§ ACTIVITIES:
(A) Answer these questions using the passage about the website-cloning template.
(i) Which command do you run after pointing your agent at a URL?
(ii) What does the agent use to dispatch parallel builder agents, one per section?
(iii) What does the /clone-website skill run against the original site for QA?
(B) Repeat everything in the passage about the website-cloning template from "What it does" down to "with shadcn/ui primitives.".
(C) Carry on the passage about the website-cloning template, starting after its final sentence.

§ TEXT PASSAGE:
• • •

AI agents that reverse-engineer websites into React
A Next.js template that turns AI coding agents into parallel website reconstruction crews.

What it does
This is a starter template for AI coding agents—not a CLI tool itself. You set it up, point your agent at a URL, and run /clone-website. The agent then screenshots the target, extracts design tokens and assets, writes component specs, and dispatches parallel builder agents (one per section) using git worktrees. The output is a Next.js 16 / React 19 / Tailwind v4 codebase with shadcn/ui primitives.
The interesting bit
The heavy lifting isn’t code you write—it’s the prompt engineering and agent orchestration baked into the template. The /clone-website skill feeds builders exact getComputedStyle() values, interaction models, and responsive breakpoints inline, then runs a visual diff against the original for QA. It’s essentially a reproducible workflow for turning a live site into a spec-driven rebuild.

• • •

§ ENTRIES SUPPLIED:
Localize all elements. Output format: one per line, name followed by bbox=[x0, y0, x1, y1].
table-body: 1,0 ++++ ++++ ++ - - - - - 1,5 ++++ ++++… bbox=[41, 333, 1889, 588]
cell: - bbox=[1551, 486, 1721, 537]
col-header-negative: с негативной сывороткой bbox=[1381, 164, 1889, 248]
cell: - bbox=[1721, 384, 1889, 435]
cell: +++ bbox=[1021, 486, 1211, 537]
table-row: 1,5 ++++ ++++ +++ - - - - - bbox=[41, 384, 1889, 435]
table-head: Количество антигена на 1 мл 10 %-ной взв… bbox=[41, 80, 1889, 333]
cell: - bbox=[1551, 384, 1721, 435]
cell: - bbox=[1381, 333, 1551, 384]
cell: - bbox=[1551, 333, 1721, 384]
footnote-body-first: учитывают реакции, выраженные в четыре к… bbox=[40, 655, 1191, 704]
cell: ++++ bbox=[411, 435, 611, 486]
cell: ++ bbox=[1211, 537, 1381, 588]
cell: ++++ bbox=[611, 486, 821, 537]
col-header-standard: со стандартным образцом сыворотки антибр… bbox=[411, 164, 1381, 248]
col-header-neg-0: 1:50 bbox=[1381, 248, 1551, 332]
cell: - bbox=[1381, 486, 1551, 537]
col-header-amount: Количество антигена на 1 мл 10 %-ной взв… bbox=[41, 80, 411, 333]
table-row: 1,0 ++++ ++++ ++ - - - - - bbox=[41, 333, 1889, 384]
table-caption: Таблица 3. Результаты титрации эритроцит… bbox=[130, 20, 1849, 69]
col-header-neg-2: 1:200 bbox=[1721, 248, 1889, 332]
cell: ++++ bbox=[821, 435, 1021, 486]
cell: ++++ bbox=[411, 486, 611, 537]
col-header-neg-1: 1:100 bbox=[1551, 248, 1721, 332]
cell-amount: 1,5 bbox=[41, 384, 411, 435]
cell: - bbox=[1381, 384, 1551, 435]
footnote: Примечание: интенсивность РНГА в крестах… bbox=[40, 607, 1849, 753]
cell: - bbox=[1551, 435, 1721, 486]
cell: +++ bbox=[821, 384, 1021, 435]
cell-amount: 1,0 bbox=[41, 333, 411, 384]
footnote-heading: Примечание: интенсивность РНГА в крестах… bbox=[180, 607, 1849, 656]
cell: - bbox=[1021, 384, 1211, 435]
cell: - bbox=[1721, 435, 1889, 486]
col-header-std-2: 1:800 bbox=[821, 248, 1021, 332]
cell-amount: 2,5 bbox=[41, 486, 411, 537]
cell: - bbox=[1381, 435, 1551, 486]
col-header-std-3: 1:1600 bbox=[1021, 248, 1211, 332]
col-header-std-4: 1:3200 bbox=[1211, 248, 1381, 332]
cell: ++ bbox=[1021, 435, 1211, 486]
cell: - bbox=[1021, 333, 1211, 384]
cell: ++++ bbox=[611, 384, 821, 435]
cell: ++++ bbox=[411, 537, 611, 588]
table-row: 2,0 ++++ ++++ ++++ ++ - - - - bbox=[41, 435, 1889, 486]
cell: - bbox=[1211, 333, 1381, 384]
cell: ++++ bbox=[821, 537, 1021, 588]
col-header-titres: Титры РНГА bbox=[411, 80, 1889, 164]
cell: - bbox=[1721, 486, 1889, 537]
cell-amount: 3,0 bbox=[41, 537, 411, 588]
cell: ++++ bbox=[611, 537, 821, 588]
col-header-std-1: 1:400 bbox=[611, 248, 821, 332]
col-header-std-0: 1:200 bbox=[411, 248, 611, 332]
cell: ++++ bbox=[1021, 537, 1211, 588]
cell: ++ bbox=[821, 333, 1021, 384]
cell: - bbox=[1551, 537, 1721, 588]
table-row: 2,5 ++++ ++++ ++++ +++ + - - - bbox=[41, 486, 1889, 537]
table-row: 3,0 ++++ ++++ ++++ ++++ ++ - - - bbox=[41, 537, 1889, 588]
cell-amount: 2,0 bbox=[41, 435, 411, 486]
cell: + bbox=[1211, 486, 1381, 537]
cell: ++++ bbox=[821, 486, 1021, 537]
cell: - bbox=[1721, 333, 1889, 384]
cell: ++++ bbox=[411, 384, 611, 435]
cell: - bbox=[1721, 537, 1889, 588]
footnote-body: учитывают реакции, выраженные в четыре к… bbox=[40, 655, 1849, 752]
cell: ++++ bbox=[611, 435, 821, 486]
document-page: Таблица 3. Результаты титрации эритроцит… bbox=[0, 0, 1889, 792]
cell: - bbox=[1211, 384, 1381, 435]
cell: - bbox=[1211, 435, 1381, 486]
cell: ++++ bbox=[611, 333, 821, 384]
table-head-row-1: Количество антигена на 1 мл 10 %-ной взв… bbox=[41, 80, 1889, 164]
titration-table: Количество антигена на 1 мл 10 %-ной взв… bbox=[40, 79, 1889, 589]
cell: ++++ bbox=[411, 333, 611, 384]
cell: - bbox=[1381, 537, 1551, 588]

• • •

§ EXERCISE RESULTS:
(A)
(i) /clone-website
(ii) Git worktrees
(iii) A visual diff

(B)
What it does
This is a starter template for AI coding agents—not a CLI tool itself. You set it up, point your agent at a URL, and run /clone-website. The agent then screenshots the target, extracts design tokens and assets, writes component specs, and dispatches parallel builder agents (one per section) using git worktrees. The output is a Next.js 16 / React 19 / Tailwind v4 codebase with shadcn/ui primitives.

(C)
Key highlights
- Supports 12+ AI agents: Claude Code (recommended, Opus 4.7), Codex CLI, Cursor, GitHub Copilot, Gemini CLI, Cline, and others
- Multi-phase pipeline: reconnaissance → foundation → component specs → parallel build → assembly & QA
- Uses git worktrees to let multiple agent builders work on sections simultaneously without collision
- Single-source-of-truth config: edit
AGENTS.mdor.claude/skills/clone-website/SKILL.md, run sync scripts to regenerate all platform-specific copies - Explicitly disallows phishing, impersonation, and terms-of-service violations
Caveats
- Requires Node.js 24+ and an AI coding agent subscription; the template alone does nothing
- README warns against cloning the template repo directly for projects—use GitHub’s “Use this template” button instead
- No benchmarks, cost estimates, or success-rate stats provided
Verdict
Worth a look if you’re migrating a site you own off WordPress/Webflow, recovering lost source code, or studying how production layouts are built. Not useful if you want a one-click tool without agent setup, or if you’re looking to rip off someone else’s design.